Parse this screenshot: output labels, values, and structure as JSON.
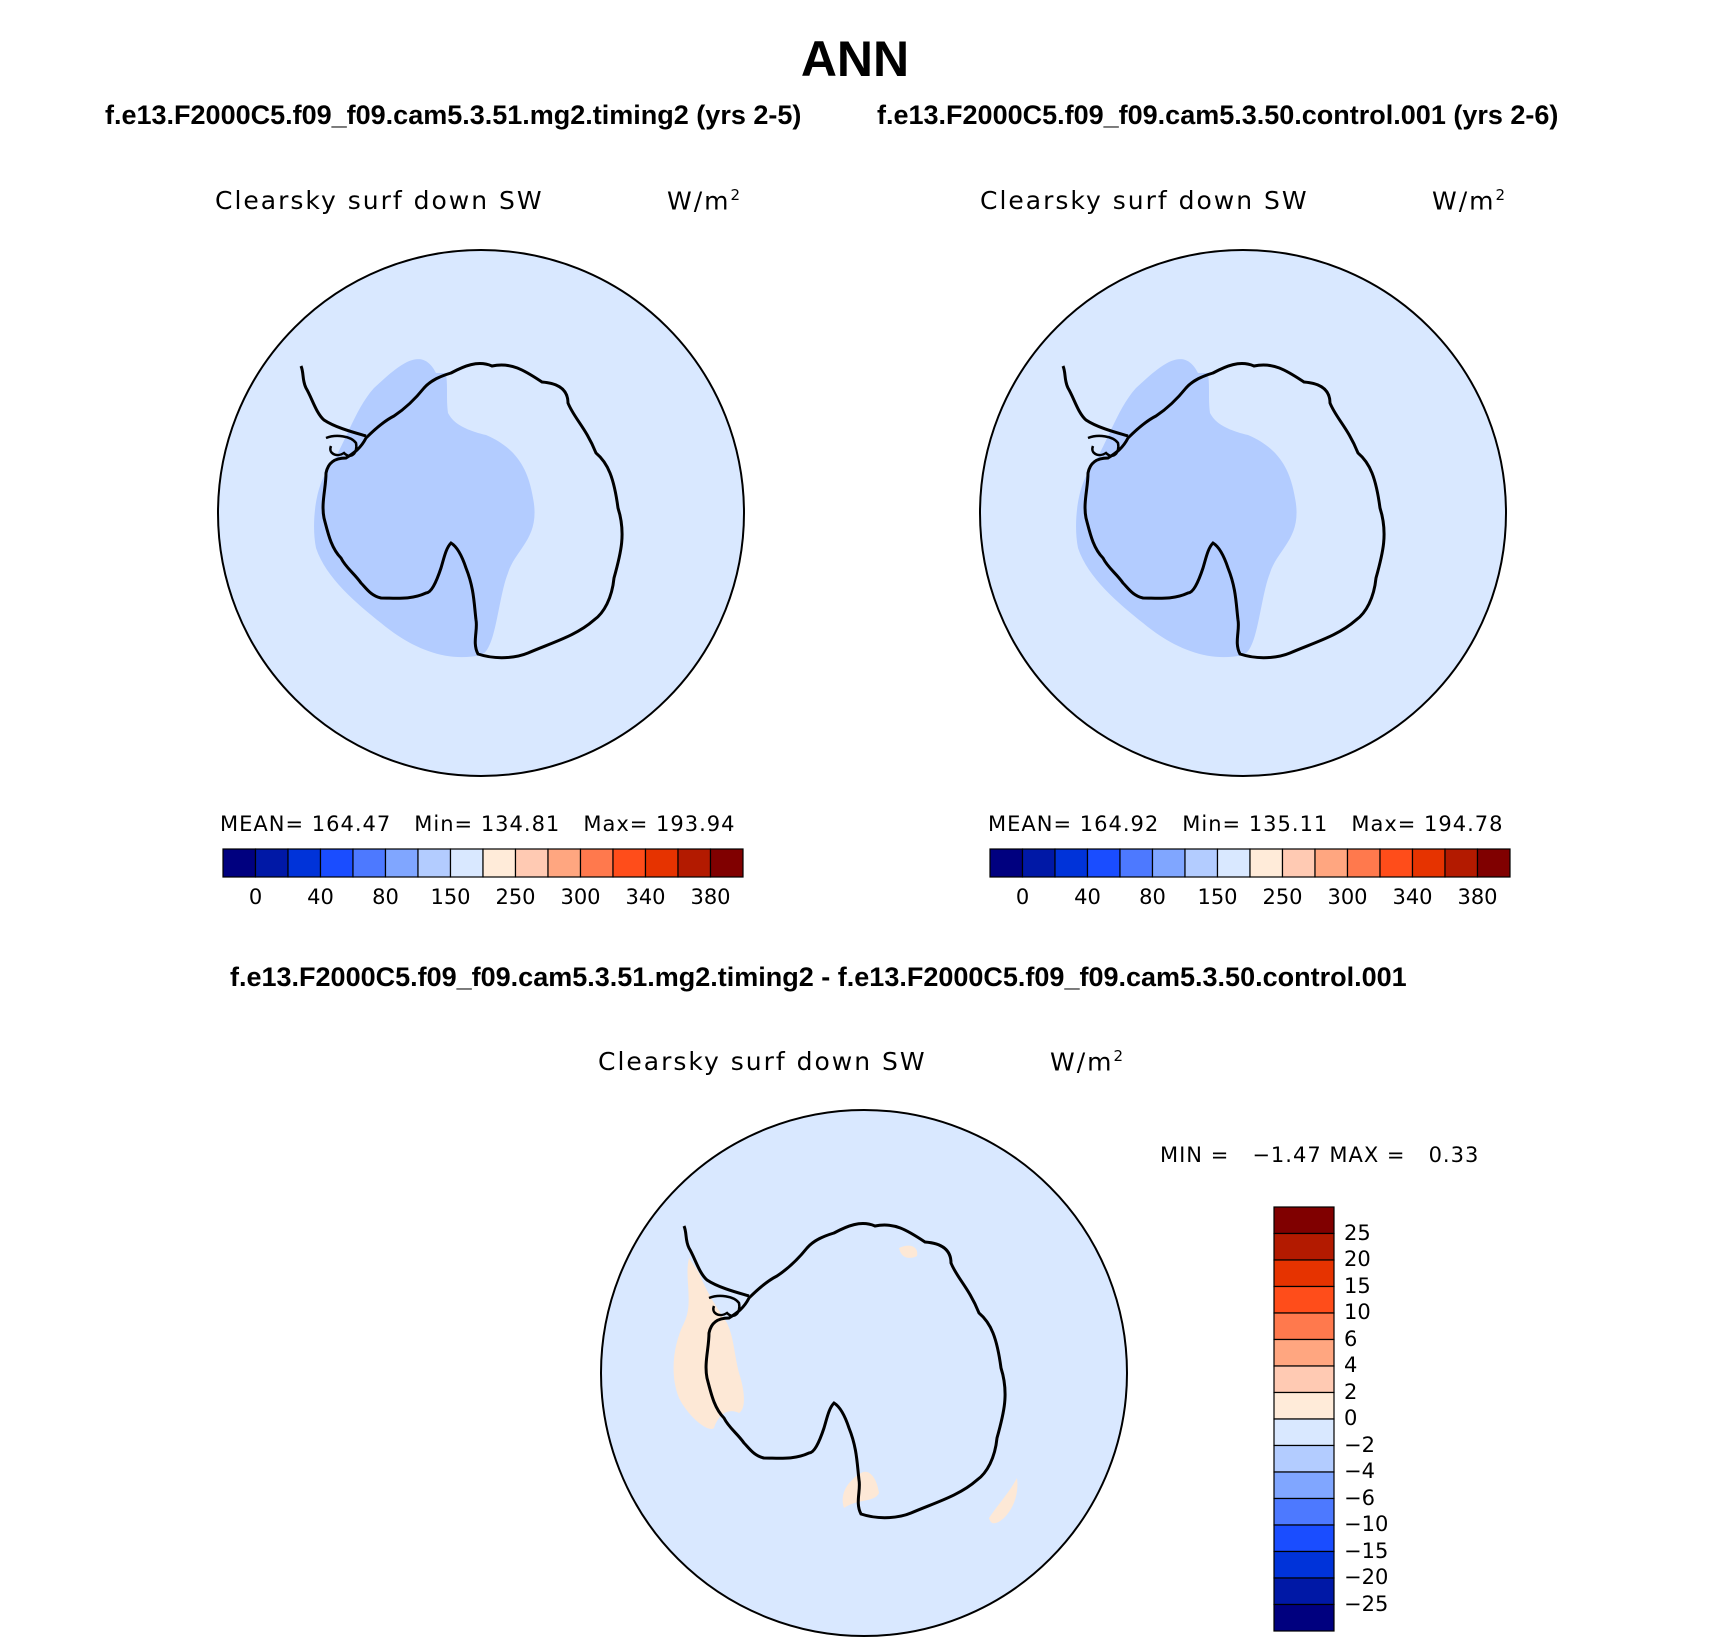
{
  "title": "ANN",
  "case_header": {
    "test": "f.e13.F2000C5.f09_f09.cam5.3.51.mg2.timing2 (yrs 2-5)",
    "control": "f.e13.F2000C5.f09_f09.cam5.3.50.control.001 (yrs 2-6)"
  },
  "diff_header": "f.e13.F2000C5.f09_f09.cam5.3.51.mg2.timing2 - f.e13.F2000C5.f09_f09.cam5.3.50.control.001",
  "variable_label": "Clearsky surf down SW",
  "units": {
    "base": "W/m",
    "exp": "2"
  },
  "panels": [
    {
      "stats": {
        "mean_label": "MEAN=",
        "mean": "164.47",
        "min_label": "Min=",
        "min": "134.81",
        "max_label": "Max=",
        "max": "193.94"
      }
    },
    {
      "stats": {
        "mean_label": "MEAN=",
        "mean": "164.92",
        "min_label": "Min=",
        "min": "135.11",
        "max_label": "Max=",
        "max": "194.78"
      }
    }
  ],
  "diff_stats": {
    "min_label": "MIN =",
    "min": "−1.47",
    "max_label": "MAX =",
    "max": "0.33"
  },
  "abs_colorbar": {
    "colors": [
      "#00007f",
      "#0018a6",
      "#0033d9",
      "#1a4dff",
      "#4d79ff",
      "#80a6ff",
      "#b3ccff",
      "#d9e8ff",
      "#ffebd9",
      "#ffcab3",
      "#ffa680",
      "#ff794d",
      "#ff4d1a",
      "#e63300",
      "#b31a00",
      "#800000"
    ],
    "tick_labels": [
      "0",
      "40",
      "80",
      "150",
      "250",
      "300",
      "340",
      "380"
    ]
  },
  "diff_colorbar": {
    "colors": [
      "#800000",
      "#b31a00",
      "#e63300",
      "#ff4d1a",
      "#ff794d",
      "#ffa680",
      "#ffcab3",
      "#ffebd9",
      "#d9e8ff",
      "#b3ccff",
      "#80a6ff",
      "#4d79ff",
      "#1a4dff",
      "#0033d9",
      "#0018a6",
      "#00007f"
    ],
    "tick_labels": [
      "25",
      "20",
      "15",
      "10",
      "6",
      "4",
      "2",
      "0",
      "−2",
      "−4",
      "−6",
      "−10",
      "−15",
      "−20",
      "−25"
    ]
  },
  "map_colors": {
    "ocean": "#d9e8ff",
    "low_band": "#b3ccff",
    "positive_diff": "#fde8d6",
    "coast": "#000000"
  }
}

Task goal | Write out every record above exactly as it stands, but leave out the pictures.

Complete output |
Parse this screenshot: output labels, values, and structure as JSON.
{
  "title": "ANN",
  "case_header": {
    "test": "f.e13.F2000C5.f09_f09.cam5.3.51.mg2.timing2 (yrs 2-5)",
    "control": "f.e13.F2000C5.f09_f09.cam5.3.50.control.001 (yrs 2-6)"
  },
  "diff_header": "f.e13.F2000C5.f09_f09.cam5.3.51.mg2.timing2 - f.e13.F2000C5.f09_f09.cam5.3.50.control.001",
  "variable_label": "Clearsky surf down SW",
  "units": {
    "base": "W/m",
    "exp": "2"
  },
  "panels": [
    {
      "stats": {
        "mean_label": "MEAN=",
        "mean": "164.47",
        "min_label": "Min=",
        "min": "134.81",
        "max_label": "Max=",
        "max": "193.94"
      }
    },
    {
      "stats": {
        "mean_label": "MEAN=",
        "mean": "164.92",
        "min_label": "Min=",
        "min": "135.11",
        "max_label": "Max=",
        "max": "194.78"
      }
    }
  ],
  "diff_stats": {
    "min_label": "MIN =",
    "min": "−1.47",
    "max_label": "MAX =",
    "max": "0.33"
  },
  "abs_colorbar": {
    "colors": [
      "#00007f",
      "#0018a6",
      "#0033d9",
      "#1a4dff",
      "#4d79ff",
      "#80a6ff",
      "#b3ccff",
      "#d9e8ff",
      "#ffebd9",
      "#ffcab3",
      "#ffa680",
      "#ff794d",
      "#ff4d1a",
      "#e63300",
      "#b31a00",
      "#800000"
    ],
    "tick_labels": [
      "0",
      "40",
      "80",
      "150",
      "250",
      "300",
      "340",
      "380"
    ]
  },
  "diff_colorbar": {
    "colors": [
      "#800000",
      "#b31a00",
      "#e63300",
      "#ff4d1a",
      "#ff794d",
      "#ffa680",
      "#ffcab3",
      "#ffebd9",
      "#d9e8ff",
      "#b3ccff",
      "#80a6ff",
      "#4d79ff",
      "#1a4dff",
      "#0033d9",
      "#0018a6",
      "#00007f"
    ],
    "tick_labels": [
      "25",
      "20",
      "15",
      "10",
      "6",
      "4",
      "2",
      "0",
      "−2",
      "−4",
      "−6",
      "−10",
      "−15",
      "−20",
      "−25"
    ]
  },
  "map_colors": {
    "ocean": "#d9e8ff",
    "low_band": "#b3ccff",
    "positive_diff": "#fde8d6",
    "coast": "#000000"
  }
}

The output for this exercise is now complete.